> **Data rows**:
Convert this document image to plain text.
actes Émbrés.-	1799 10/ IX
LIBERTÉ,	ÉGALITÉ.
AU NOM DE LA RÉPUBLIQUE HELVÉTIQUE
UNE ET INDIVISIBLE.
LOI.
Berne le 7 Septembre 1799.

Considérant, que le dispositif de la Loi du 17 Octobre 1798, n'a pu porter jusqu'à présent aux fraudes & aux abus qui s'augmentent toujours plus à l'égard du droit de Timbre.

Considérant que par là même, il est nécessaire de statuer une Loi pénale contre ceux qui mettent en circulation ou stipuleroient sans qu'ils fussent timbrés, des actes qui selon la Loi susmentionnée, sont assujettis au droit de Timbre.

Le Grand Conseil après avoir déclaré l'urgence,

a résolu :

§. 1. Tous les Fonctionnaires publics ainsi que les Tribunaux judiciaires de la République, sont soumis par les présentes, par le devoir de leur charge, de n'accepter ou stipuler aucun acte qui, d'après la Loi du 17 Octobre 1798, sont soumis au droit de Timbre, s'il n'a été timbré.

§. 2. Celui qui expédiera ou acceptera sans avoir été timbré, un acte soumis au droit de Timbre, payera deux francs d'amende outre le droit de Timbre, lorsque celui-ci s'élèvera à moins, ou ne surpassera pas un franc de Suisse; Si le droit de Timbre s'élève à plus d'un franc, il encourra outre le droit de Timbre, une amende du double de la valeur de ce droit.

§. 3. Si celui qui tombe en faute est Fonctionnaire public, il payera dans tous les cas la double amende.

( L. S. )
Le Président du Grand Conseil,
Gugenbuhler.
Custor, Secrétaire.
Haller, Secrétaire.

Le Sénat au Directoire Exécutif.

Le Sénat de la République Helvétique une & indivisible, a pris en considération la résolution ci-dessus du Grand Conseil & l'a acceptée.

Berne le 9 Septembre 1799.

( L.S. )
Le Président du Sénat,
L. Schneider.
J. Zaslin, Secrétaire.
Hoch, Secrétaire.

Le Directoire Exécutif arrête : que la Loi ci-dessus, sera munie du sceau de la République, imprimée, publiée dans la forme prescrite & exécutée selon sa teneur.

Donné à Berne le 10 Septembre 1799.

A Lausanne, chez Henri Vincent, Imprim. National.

> **Request**:
For the material, find the number of lines holding the word "Octobre" and give that figure and nothing more.

> **Result for this exercise**:
2